====== EXTRACTED RECORDS

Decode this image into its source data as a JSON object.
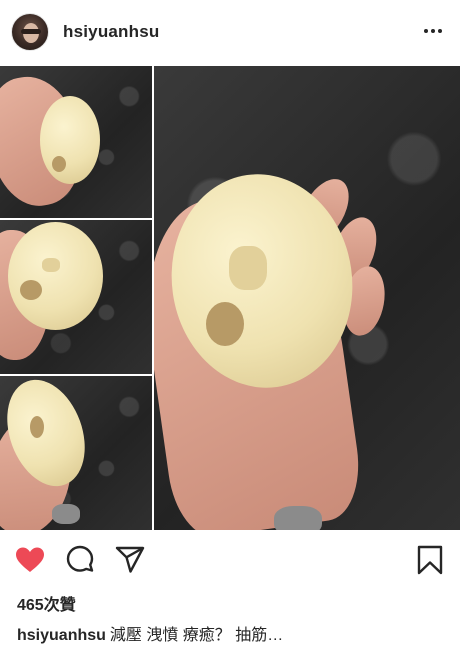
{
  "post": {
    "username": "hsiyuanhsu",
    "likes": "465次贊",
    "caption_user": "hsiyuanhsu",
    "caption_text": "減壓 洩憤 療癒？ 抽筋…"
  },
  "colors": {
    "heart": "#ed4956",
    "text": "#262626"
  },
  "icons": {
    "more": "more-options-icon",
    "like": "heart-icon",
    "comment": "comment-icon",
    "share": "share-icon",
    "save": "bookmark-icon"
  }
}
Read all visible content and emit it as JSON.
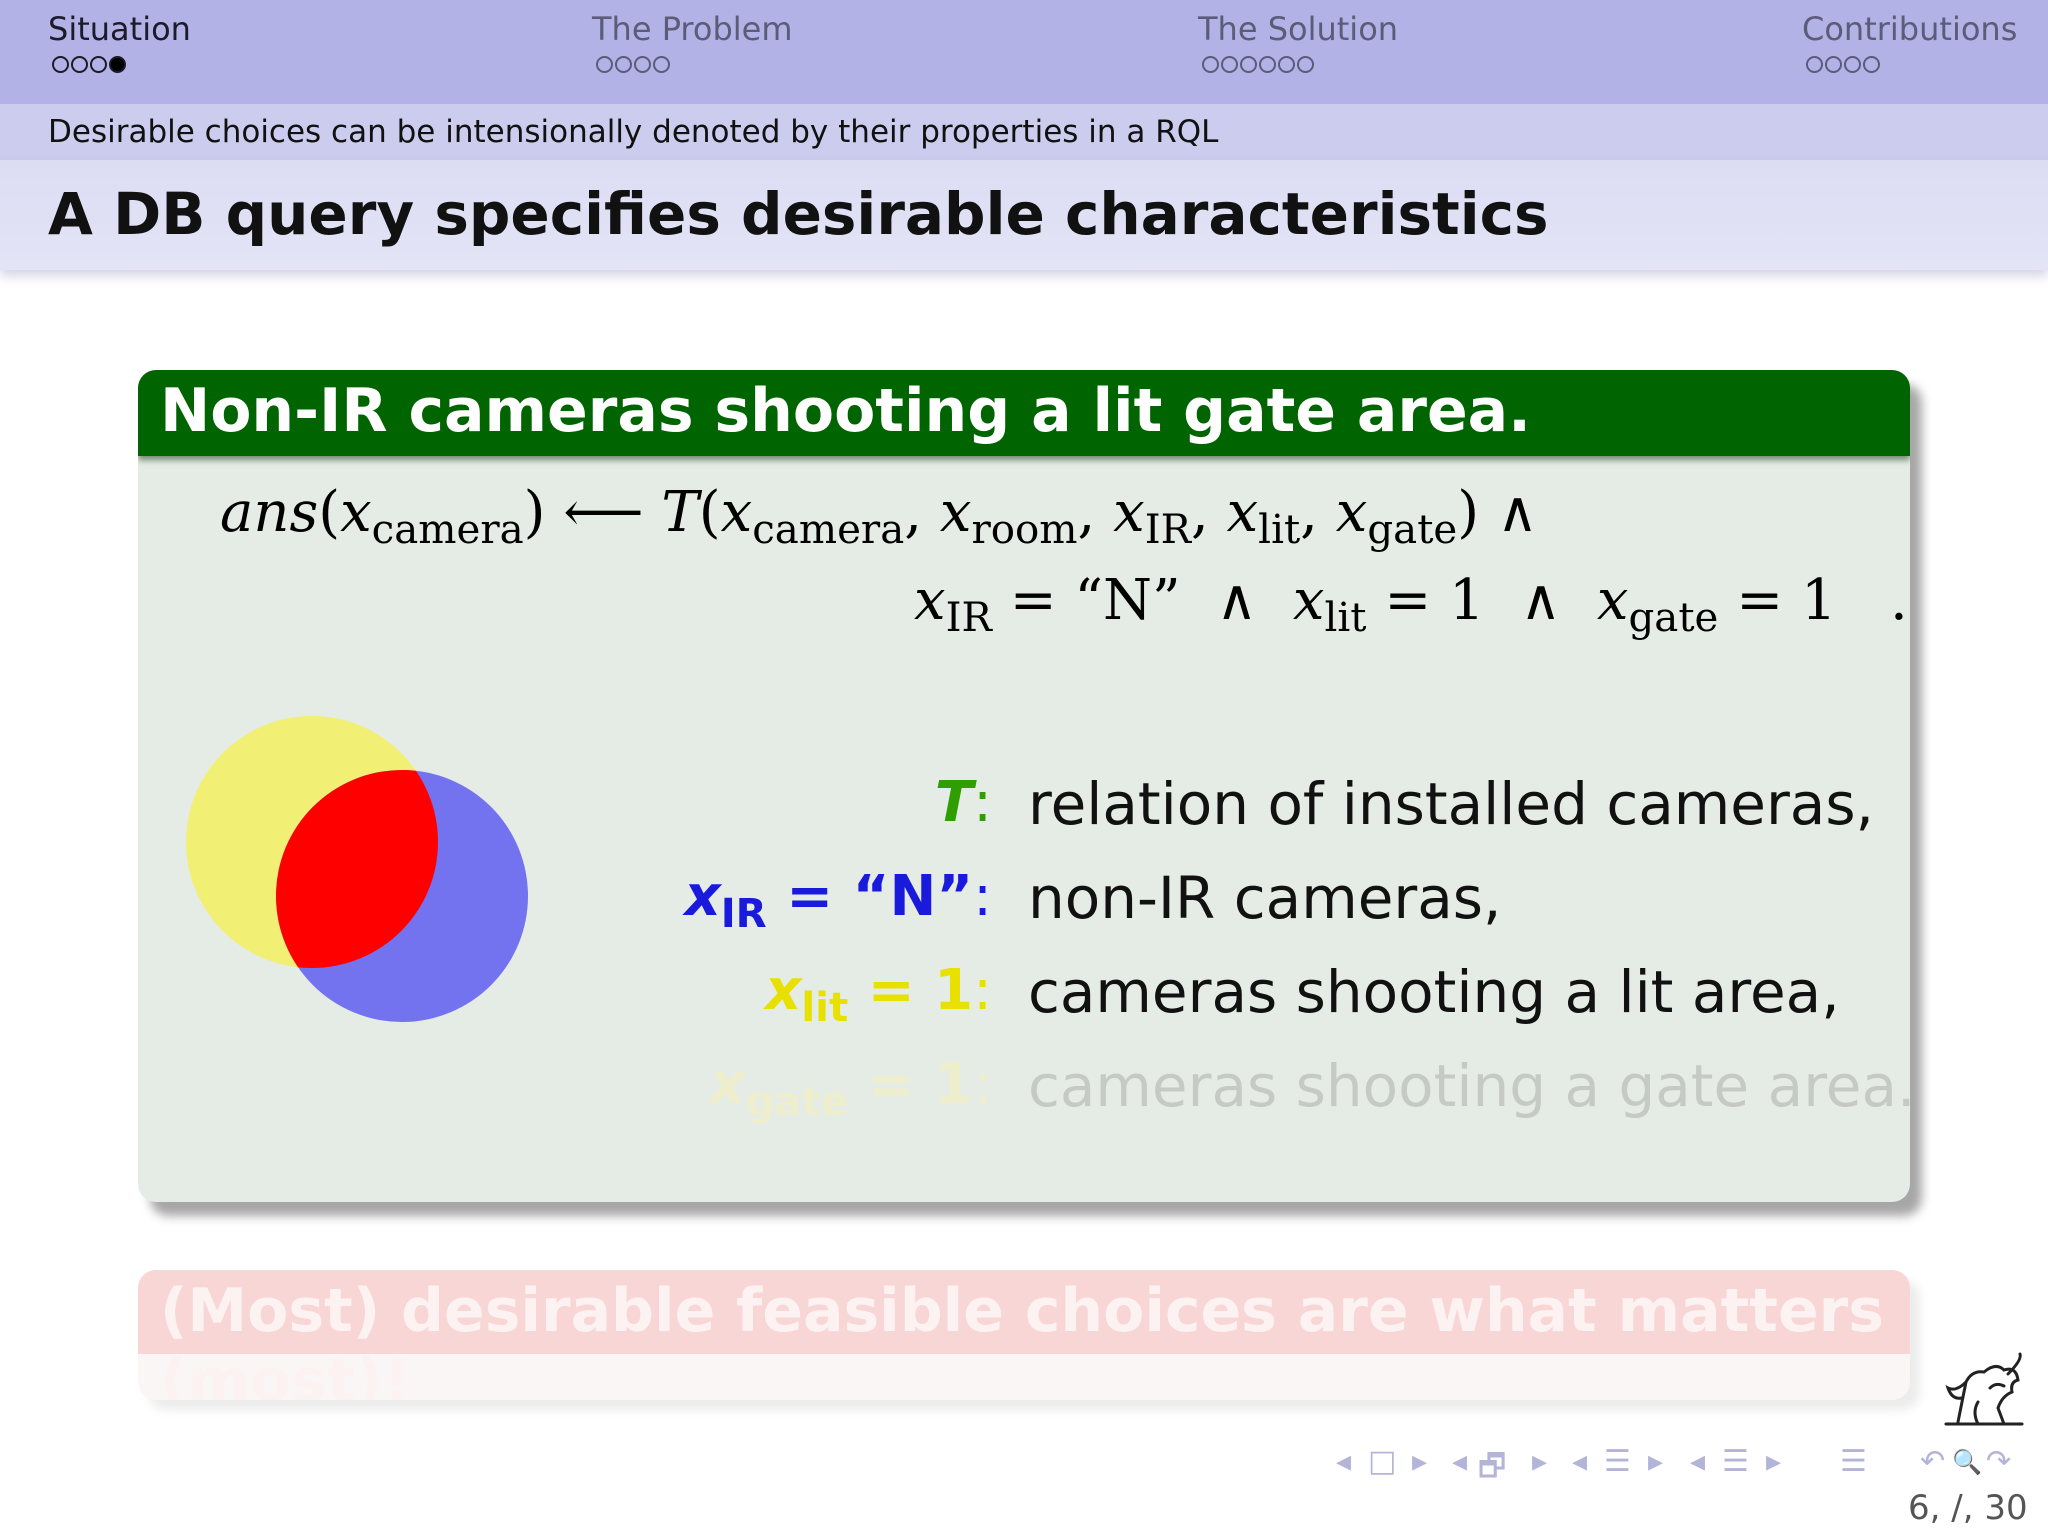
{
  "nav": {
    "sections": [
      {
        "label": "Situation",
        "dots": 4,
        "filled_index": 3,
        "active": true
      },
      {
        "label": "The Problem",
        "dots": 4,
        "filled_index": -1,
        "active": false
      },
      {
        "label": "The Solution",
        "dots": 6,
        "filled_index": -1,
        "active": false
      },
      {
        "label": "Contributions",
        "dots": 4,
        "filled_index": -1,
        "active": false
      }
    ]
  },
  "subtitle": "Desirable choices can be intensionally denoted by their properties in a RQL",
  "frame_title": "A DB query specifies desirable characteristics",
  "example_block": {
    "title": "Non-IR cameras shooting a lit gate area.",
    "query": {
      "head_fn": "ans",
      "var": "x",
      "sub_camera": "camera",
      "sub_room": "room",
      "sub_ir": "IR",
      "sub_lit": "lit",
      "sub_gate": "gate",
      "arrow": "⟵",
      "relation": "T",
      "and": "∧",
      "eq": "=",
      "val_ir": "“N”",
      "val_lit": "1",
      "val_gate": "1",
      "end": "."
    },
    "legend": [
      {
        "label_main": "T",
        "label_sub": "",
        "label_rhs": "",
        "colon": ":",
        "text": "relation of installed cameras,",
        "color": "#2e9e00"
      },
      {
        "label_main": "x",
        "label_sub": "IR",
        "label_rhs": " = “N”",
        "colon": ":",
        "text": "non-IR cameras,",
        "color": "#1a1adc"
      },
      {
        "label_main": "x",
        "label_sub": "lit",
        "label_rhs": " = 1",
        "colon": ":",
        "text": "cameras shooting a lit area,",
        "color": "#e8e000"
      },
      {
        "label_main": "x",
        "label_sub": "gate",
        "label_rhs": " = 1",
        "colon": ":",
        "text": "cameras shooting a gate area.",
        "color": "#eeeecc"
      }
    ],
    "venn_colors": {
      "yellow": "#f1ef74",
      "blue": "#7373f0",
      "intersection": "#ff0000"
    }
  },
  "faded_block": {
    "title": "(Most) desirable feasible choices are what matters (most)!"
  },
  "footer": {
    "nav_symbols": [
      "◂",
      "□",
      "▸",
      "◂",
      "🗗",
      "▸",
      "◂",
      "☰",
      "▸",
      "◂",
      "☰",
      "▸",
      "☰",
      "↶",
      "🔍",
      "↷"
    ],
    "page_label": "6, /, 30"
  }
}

============

* _EXERCISE DESCRIPTION_:
Exactly reproduce each record, leaving out any pictures.

* _WORKED SOLUTION_:
Decode this image into its source data as a JSON object.
{
  "post": {
    "username": "hsiyuanhsu",
    "likes": "465次贊",
    "caption_user": "hsiyuanhsu",
    "caption_text": "減壓 洩憤 療癒？ 抽筋…"
  },
  "colors": {
    "heart": "#ed4956",
    "text": "#262626"
  },
  "icons": {
    "more": "more-options-icon",
    "like": "heart-icon",
    "comment": "comment-icon",
    "share": "share-icon",
    "save": "bookmark-icon"
  }
}
Read all visible content and emit it as JSON.
{
  "nav": {
    "sections": [
      {
        "label": "Situation",
        "dots": 4,
        "filled_index": 3,
        "active": true
      },
      {
        "label": "The Problem",
        "dots": 4,
        "filled_index": -1,
        "active": false
      },
      {
        "label": "The Solution",
        "dots": 6,
        "filled_index": -1,
        "active": false
      },
      {
        "label": "Contributions",
        "dots": 4,
        "filled_index": -1,
        "active": false
      }
    ]
  },
  "subtitle": "Desirable choices can be intensionally denoted by their properties in a RQL",
  "frame_title": "A DB query specifies desirable characteristics",
  "example_block": {
    "title": "Non-IR cameras shooting a lit gate area.",
    "query": {
      "head_fn": "ans",
      "var": "x",
      "sub_camera": "camera",
      "sub_room": "room",
      "sub_ir": "IR",
      "sub_lit": "lit",
      "sub_gate": "gate",
      "arrow": "⟵",
      "relation": "T",
      "and": "∧",
      "eq": "=",
      "val_ir": "“N”",
      "val_lit": "1",
      "val_gate": "1",
      "end": "."
    },
    "legend": [
      {
        "label_main": "T",
        "label_sub": "",
        "label_rhs": "",
        "colon": ":",
        "text": "relation of installed cameras,",
        "color": "#2e9e00"
      },
      {
        "label_main": "x",
        "label_sub": "IR",
        "label_rhs": " = “N”",
        "colon": ":",
        "text": "non-IR cameras,",
        "color": "#1a1adc"
      },
      {
        "label_main": "x",
        "label_sub": "lit",
        "label_rhs": " = 1",
        "colon": ":",
        "text": "cameras shooting a lit area,",
        "color": "#e8e000"
      },
      {
        "label_main": "x",
        "label_sub": "gate",
        "label_rhs": " = 1",
        "colon": ":",
        "text": "cameras shooting a gate area.",
        "color": "#eeeecc"
      }
    ],
    "venn_colors": {
      "yellow": "#f1ef74",
      "blue": "#7373f0",
      "intersection": "#ff0000"
    }
  },
  "faded_block": {
    "title": "(Most) desirable feasible choices are what matters (most)!"
  },
  "footer": {
    "nav_symbols": [
      "◂",
      "□",
      "▸",
      "◂",
      "🗗",
      "▸",
      "◂",
      "☰",
      "▸",
      "◂",
      "☰",
      "▸",
      "☰",
      "↶",
      "🔍",
      "↷"
    ],
    "page_label": "6, /, 30"
  }
}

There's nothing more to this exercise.